-- Stated problem --
Copy out each line in the material below that has the word "Properties".

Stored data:
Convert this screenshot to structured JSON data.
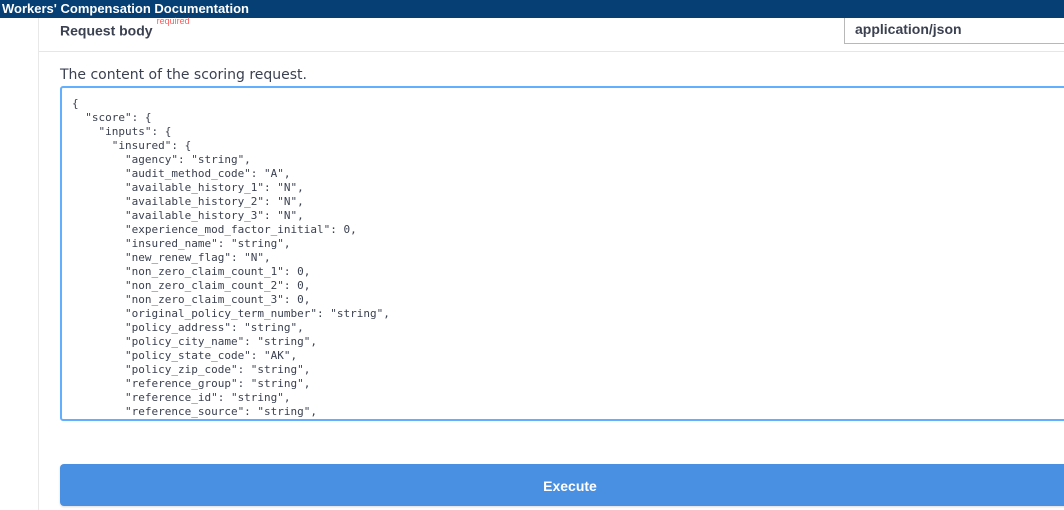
{
  "window": {
    "title": "Workers' Compensation Documentation"
  },
  "request_body": {
    "title": "Request body",
    "required_label": "required",
    "content_type": "application/json",
    "description": "The content of the scoring request.",
    "json_text": "{\n  \"score\": {\n    \"inputs\": {\n      \"insured\": {\n        \"agency\": \"string\",\n        \"audit_method_code\": \"A\",\n        \"available_history_1\": \"N\",\n        \"available_history_2\": \"N\",\n        \"available_history_3\": \"N\",\n        \"experience_mod_factor_initial\": 0,\n        \"insured_name\": \"string\",\n        \"new_renew_flag\": \"N\",\n        \"non_zero_claim_count_1\": 0,\n        \"non_zero_claim_count_2\": 0,\n        \"non_zero_claim_count_3\": 0,\n        \"original_policy_term_number\": \"string\",\n        \"policy_address\": \"string\",\n        \"policy_city_name\": \"string\",\n        \"policy_state_code\": \"AK\",\n        \"policy_zip_code\": \"string\",\n        \"reference_group\": \"string\",\n        \"reference_id\": \"string\",\n        \"reference_source\": \"string\","
  },
  "actions": {
    "execute_label": "Execute"
  },
  "colors": {
    "topbar": "#053f73",
    "editor_border": "#61affe",
    "execute_button": "#4990e2",
    "required": "#ff5d5d"
  }
}
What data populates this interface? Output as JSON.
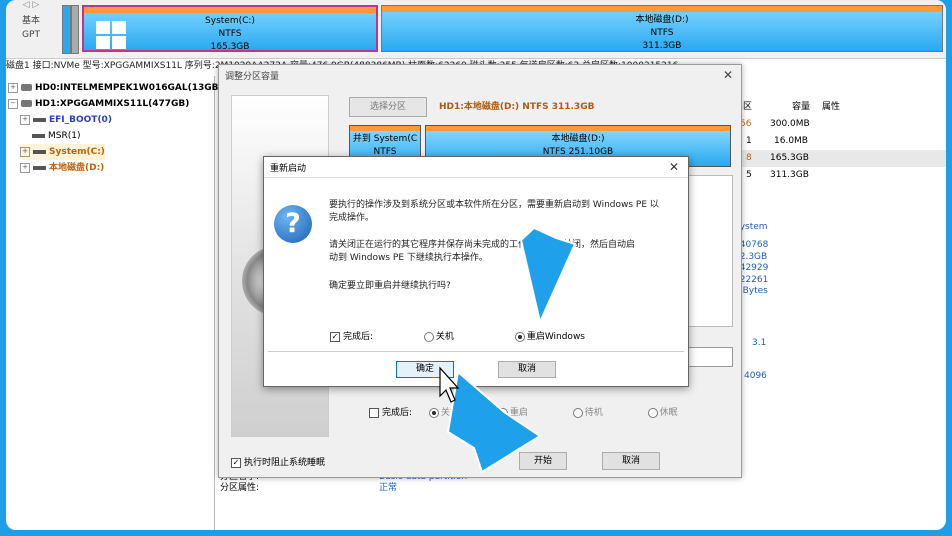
{
  "diskmap": {
    "nav_arrows": "◁ ▷",
    "basic": "基本",
    "gpt": "GPT",
    "partitions": [
      {
        "label": "System(C:)",
        "fs": "NTFS",
        "size": "165.3GB"
      },
      {
        "label": "本地磁盘(D:)",
        "fs": "NTFS",
        "size": "311.3GB"
      }
    ]
  },
  "infobar": "磁盘1 接口:NVMe  型号:XPGGAMMIXS11L  序列号:2M1029AA272A  容量:476.9GB(488386MB)  柱面数:62260  磁头数:255  每道扇区数:63  总扇区数:1000215216",
  "tree": {
    "disk0": "HD0:INTELMEMPEK1W016GAL(13GB",
    "disk1": "HD1:XPGGAMMIXS11L(477GB)",
    "items": [
      "EFI_BOOT(0)",
      "MSR(1)",
      "System(C:)",
      "本地磁盘(D:)"
    ]
  },
  "table": {
    "headers": [
      "扇区",
      "容量",
      "属性"
    ],
    "rows": [
      {
        "sector": "56",
        "size": "300.0MB"
      },
      {
        "sector": "1",
        "size": "16.0MB"
      },
      {
        "sector": "8",
        "size": "165.3GB"
      },
      {
        "sector": "5",
        "size": "311.3GB"
      }
    ]
  },
  "rightinfo": {
    "fsname": "System",
    "lines": [
      "640768",
      "12.3GB",
      "342929",
      "222261",
      "2 Bytes"
    ],
    "ver": "3.1",
    "num": "4096"
  },
  "bottominfo": {
    "type_label": "分区名字:",
    "type_value": "Basic data partition",
    "attr_label": "分区属性:",
    "attr_value": "正常"
  },
  "resize": {
    "title": "调整分区容量",
    "select_btn": "选择分区",
    "path": "HD1:本地磁盘(D:) NTFS 311.3GB",
    "left_label": "并到 System(C",
    "left_fs": "NTFS",
    "right_label": "本地磁盘(D:)",
    "right_fs": "NTFS 251.10GB",
    "after_label": "完成后:",
    "after_options": [
      "关机",
      "重启",
      "待机",
      "休眠"
    ],
    "block_sleep": "执行时阻止系统睡眠",
    "start": "开始",
    "cancel": "取消"
  },
  "restart": {
    "title": "重新启动",
    "msg1a": "要执行的操作涉及到系统分区或本软件所在分区，需要重新启动到 Windows PE 以",
    "msg1b": "完成操作。",
    "msg2a": "请关闭正在运行的其它程序并保存尚未完成的工作，系统将关闭，然后自动启",
    "msg2b": "动到 Windows PE 下继续执行本操作。",
    "msg3": "确定要立即重启并继续执行吗?",
    "after_label": "完成后:",
    "opt_shutdown": "关机",
    "opt_reboot": "重启Windows",
    "ok": "确定",
    "cancel": "取消"
  },
  "colors": {
    "frame": "#1e9ee6",
    "partition": "#2aa9f0",
    "accent_orange": "#ff9a3c",
    "arrow": "#1ea0ea"
  }
}
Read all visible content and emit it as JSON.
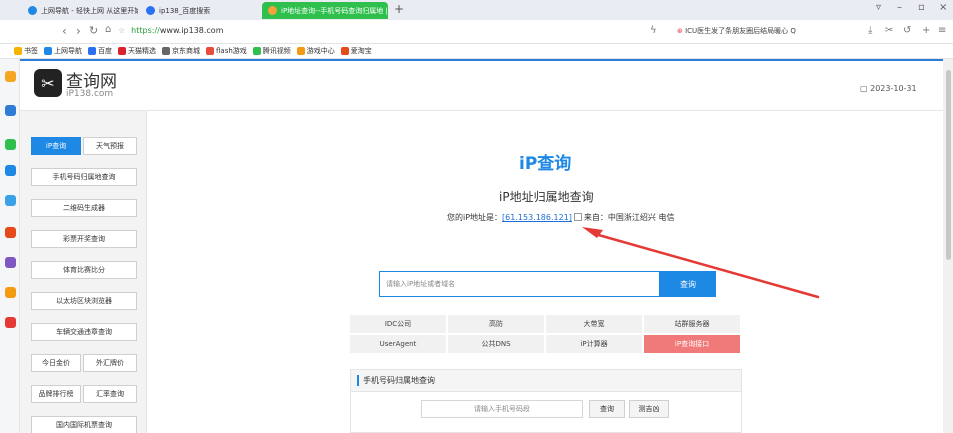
{
  "browser": {
    "tabs": [
      {
        "label": "上网导航 - 轻快上网 从这里开始",
        "color": "#1e88e5",
        "active": false
      },
      {
        "label": "ip138_百度搜索",
        "color": "#2b6ff3",
        "active": false
      },
      {
        "label": "iP地址查询--手机号码查询归属地 | i",
        "color": "#f2a33a",
        "active": true
      }
    ],
    "tab_close": "×",
    "new_tab": "+",
    "url_scheme": "https://",
    "url_host": "www.ip138.com",
    "right_news": "ICU医生发了条朋友圈后结局暖心 Q",
    "window_controls": [
      "▿",
      "–",
      "▫",
      "×"
    ]
  },
  "bookmarks": [
    {
      "label": "书签",
      "color": "#f5b400"
    },
    {
      "label": "上网导航",
      "color": "#1e88e5"
    },
    {
      "label": "百度",
      "color": "#2b6ff3"
    },
    {
      "label": "天猫精选",
      "color": "#d9232d"
    },
    {
      "label": "京东商城",
      "color": "#666666"
    },
    {
      "label": "flash游戏",
      "color": "#e94b3c"
    },
    {
      "label": "腾讯视频",
      "color": "#2fbf4d"
    },
    {
      "label": "游戏中心",
      "color": "#f39c12"
    },
    {
      "label": "爱淘宝",
      "color": "#e64a19"
    }
  ],
  "side_icons": [
    "#f5a623",
    "#2f7cd8",
    "#2fbf4d",
    "#1e88e5",
    "#3aa0e8",
    "#e64a19",
    "#7e57c2",
    "#f39c12",
    "#e53935"
  ],
  "site": {
    "logo_title": "查询网",
    "logo_sub": "iP138.com",
    "date": "2023-10-31"
  },
  "leftnav": {
    "ip_tab": "iP查询",
    "weather_tab": "天气预报",
    "items": [
      "手机号码归属地查询",
      "二维码生成器",
      "彩票开奖查询",
      "体育比赛比分",
      "以太坊区块浏览器",
      "车辆交通违章查询"
    ],
    "pair1": [
      "今日金价",
      "外汇牌价"
    ],
    "pair2": [
      "品牌排行榜",
      "汇率查询"
    ],
    "last": "国内国际机票查询"
  },
  "main": {
    "title": "iP查询",
    "subtitle": "iP地址归属地查询",
    "ip_prefix": "您的iP地址是：",
    "ip": "[61.153.186.121]",
    "ip_suffix": "来自：中国浙江绍兴 电信",
    "search_placeholder": "请输入iP地址或者域名",
    "search_button": "查询",
    "grid": [
      [
        "IDC公司",
        "高防",
        "大带宽",
        "站群服务器"
      ],
      [
        "UserAgent",
        "公共DNS",
        "iP计算器",
        "iP查询接口"
      ]
    ],
    "phone_panel_title": "手机号码归属地查询",
    "phone_placeholder": "请输入手机号码段",
    "phone_query": "查询",
    "phone_luck": "测吉凶"
  }
}
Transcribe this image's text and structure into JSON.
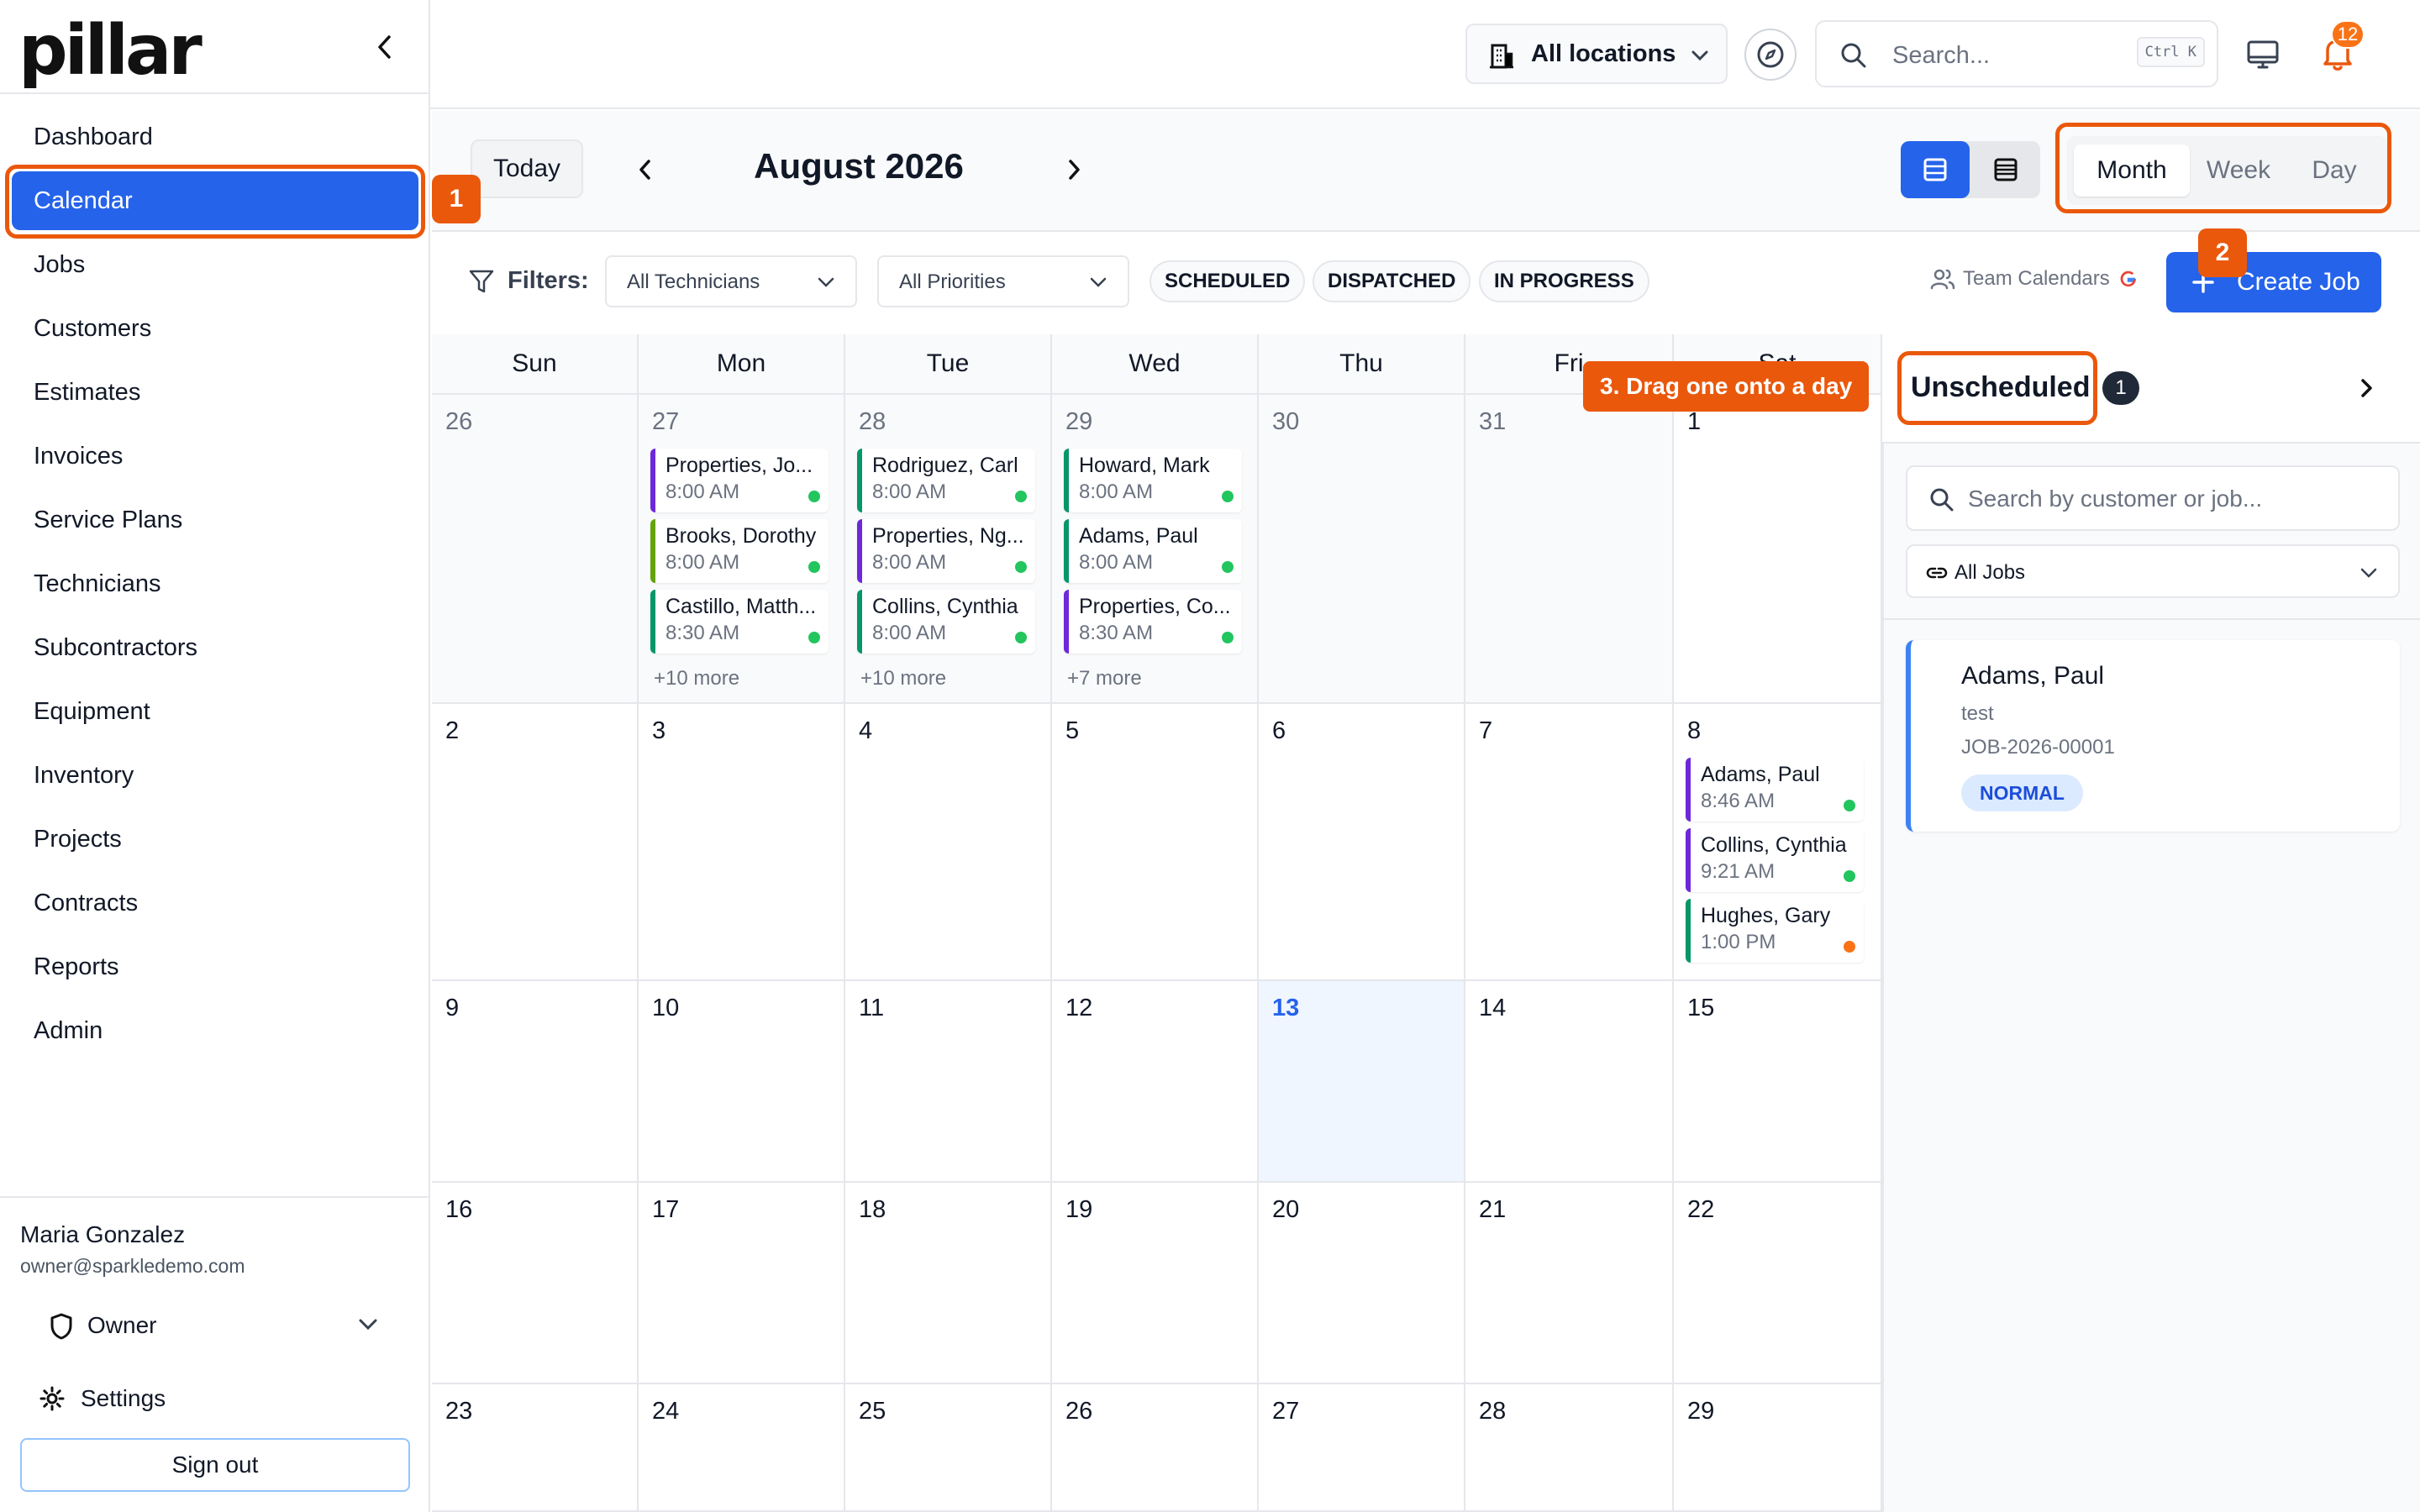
{
  "brand": {
    "logo_text": "pillar"
  },
  "sidebar": {
    "items": [
      {
        "label": "Dashboard"
      },
      {
        "label": "Calendar",
        "active": true
      },
      {
        "label": "Jobs"
      },
      {
        "label": "Customers"
      },
      {
        "label": "Estimates"
      },
      {
        "label": "Invoices"
      },
      {
        "label": "Service Plans"
      },
      {
        "label": "Technicians"
      },
      {
        "label": "Subcontractors"
      },
      {
        "label": "Equipment"
      },
      {
        "label": "Inventory"
      },
      {
        "label": "Projects"
      },
      {
        "label": "Contracts"
      },
      {
        "label": "Reports"
      },
      {
        "label": "Admin"
      }
    ],
    "user": {
      "name": "Maria Gonzalez",
      "email": "owner@sparkledemo.com",
      "role": "Owner"
    },
    "settings_label": "Settings",
    "signout_label": "Sign out"
  },
  "topbar": {
    "locations_label": "All locations",
    "search_placeholder": "Search...",
    "search_shortcut": "Ctrl K",
    "notification_count": "12"
  },
  "toolbar": {
    "today_label": "Today",
    "month_title": "August 2026",
    "period_options": [
      "Month",
      "Week",
      "Day"
    ],
    "active_period": "Month",
    "filters_label": "Filters:",
    "technician_filter": "All Technicians",
    "priority_filter": "All Priorities",
    "status_pills": [
      "SCHEDULED",
      "DISPATCHED",
      "IN PROGRESS"
    ],
    "team_calendars_label": "Team Calendars",
    "create_job_label": "Create Job"
  },
  "calendar": {
    "weekdays": [
      "Sun",
      "Mon",
      "Tue",
      "Wed",
      "Thu",
      "Fri",
      "Sat"
    ],
    "weeks": [
      [
        {
          "day": "26",
          "other": true
        },
        {
          "day": "27",
          "other": true,
          "events": [
            {
              "name": "Properties, Jo...",
              "time": "8:00 AM",
              "color": "#6d28d9",
              "status": "#22c55e"
            },
            {
              "name": "Brooks, Dorothy",
              "time": "8:00 AM",
              "color": "#65a30d",
              "status": "#22c55e"
            },
            {
              "name": "Castillo, Matth...",
              "time": "8:30 AM",
              "color": "#059669",
              "status": "#22c55e"
            }
          ],
          "more": "+10 more"
        },
        {
          "day": "28",
          "other": true,
          "events": [
            {
              "name": "Rodriguez, Carl",
              "time": "8:00 AM",
              "color": "#059669",
              "status": "#22c55e"
            },
            {
              "name": "Properties, Ng...",
              "time": "8:00 AM",
              "color": "#6d28d9",
              "status": "#22c55e"
            },
            {
              "name": "Collins, Cynthia",
              "time": "8:00 AM",
              "color": "#059669",
              "status": "#22c55e"
            }
          ],
          "more": "+10 more"
        },
        {
          "day": "29",
          "other": true,
          "events": [
            {
              "name": "Howard, Mark",
              "time": "8:00 AM",
              "color": "#059669",
              "status": "#22c55e"
            },
            {
              "name": "Adams, Paul",
              "time": "8:00 AM",
              "color": "#059669",
              "status": "#22c55e"
            },
            {
              "name": "Properties, Co...",
              "time": "8:30 AM",
              "color": "#6d28d9",
              "status": "#22c55e"
            }
          ],
          "more": "+7 more"
        },
        {
          "day": "30",
          "other": true
        },
        {
          "day": "31",
          "other": true
        },
        {
          "day": "1"
        }
      ],
      [
        {
          "day": "2"
        },
        {
          "day": "3"
        },
        {
          "day": "4"
        },
        {
          "day": "5"
        },
        {
          "day": "6"
        },
        {
          "day": "7"
        },
        {
          "day": "8",
          "events": [
            {
              "name": "Adams, Paul",
              "time": "8:46 AM",
              "color": "#6d28d9",
              "status": "#22c55e"
            },
            {
              "name": "Collins, Cynthia",
              "time": "9:21 AM",
              "color": "#6d28d9",
              "status": "#22c55e"
            },
            {
              "name": "Hughes, Gary",
              "time": "1:00 PM",
              "color": "#059669",
              "status": "#f97316"
            }
          ]
        }
      ],
      [
        {
          "day": "9"
        },
        {
          "day": "10"
        },
        {
          "day": "11"
        },
        {
          "day": "12"
        },
        {
          "day": "13",
          "today": true
        },
        {
          "day": "14"
        },
        {
          "day": "15"
        }
      ],
      [
        {
          "day": "16"
        },
        {
          "day": "17"
        },
        {
          "day": "18"
        },
        {
          "day": "19"
        },
        {
          "day": "20"
        },
        {
          "day": "21"
        },
        {
          "day": "22"
        }
      ],
      [
        {
          "day": "23"
        },
        {
          "day": "24"
        },
        {
          "day": "25"
        },
        {
          "day": "26"
        },
        {
          "day": "27"
        },
        {
          "day": "28"
        },
        {
          "day": "29"
        }
      ]
    ]
  },
  "unscheduled": {
    "title": "Unscheduled",
    "count": "1",
    "search_placeholder": "Search by customer or job...",
    "filter_label": "All Jobs",
    "jobs": [
      {
        "name": "Adams, Paul",
        "description": "test",
        "number": "JOB-2026-00001",
        "priority": "NORMAL"
      }
    ]
  },
  "tutorial": {
    "step1": "1",
    "step2": "2",
    "step3_tip": "3. Drag one onto a day"
  },
  "colors": {
    "primary": "#2563eb",
    "highlight": "#ea580c",
    "today_bg": "#eff6ff"
  }
}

-- Reply to the task --
              "name": "Properties, Jo...",
              "name": "Properties, Ng...",
              "name": "Properties, Co...",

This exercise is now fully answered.